_TASK STATEMENT_:
Retype everything from the first line of the data down to the line that contains "545, 710, 576]", including both of those lines.

· · ·

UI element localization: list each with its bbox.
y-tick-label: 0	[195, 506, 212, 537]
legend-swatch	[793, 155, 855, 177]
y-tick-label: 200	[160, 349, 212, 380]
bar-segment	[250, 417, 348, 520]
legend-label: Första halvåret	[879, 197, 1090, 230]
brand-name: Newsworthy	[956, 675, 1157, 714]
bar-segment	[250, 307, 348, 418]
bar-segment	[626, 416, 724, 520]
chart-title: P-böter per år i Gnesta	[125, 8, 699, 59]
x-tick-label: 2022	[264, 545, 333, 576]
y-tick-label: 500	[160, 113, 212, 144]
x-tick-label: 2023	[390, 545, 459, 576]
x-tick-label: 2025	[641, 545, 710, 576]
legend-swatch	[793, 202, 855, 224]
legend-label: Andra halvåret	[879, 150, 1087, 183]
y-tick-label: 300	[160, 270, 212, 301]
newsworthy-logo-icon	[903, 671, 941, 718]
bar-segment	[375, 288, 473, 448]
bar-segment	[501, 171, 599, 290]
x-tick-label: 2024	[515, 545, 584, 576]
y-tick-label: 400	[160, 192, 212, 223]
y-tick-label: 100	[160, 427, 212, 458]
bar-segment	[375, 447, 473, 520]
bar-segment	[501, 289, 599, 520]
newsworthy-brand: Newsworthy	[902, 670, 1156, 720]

· · ·

_THE SOLUTION_:
UI element localization: list each with its bbox.
y-tick-label: 0	[195, 506, 212, 537]
legend-swatch	[793, 155, 855, 177]
y-tick-label: 200	[160, 349, 212, 380]
bar-segment	[250, 417, 348, 520]
legend-label: Första halvåret	[879, 197, 1090, 230]
brand-name: Newsworthy	[956, 675, 1157, 714]
bar-segment	[250, 307, 348, 418]
bar-segment	[626, 416, 724, 520]
chart-title: P-böter per år i Gnesta	[125, 8, 699, 59]
x-tick-label: 2022	[264, 545, 333, 576]
y-tick-label: 500	[160, 113, 212, 144]
x-tick-label: 2023	[390, 545, 459, 576]
x-tick-label: 2025	[641, 545, 710, 576]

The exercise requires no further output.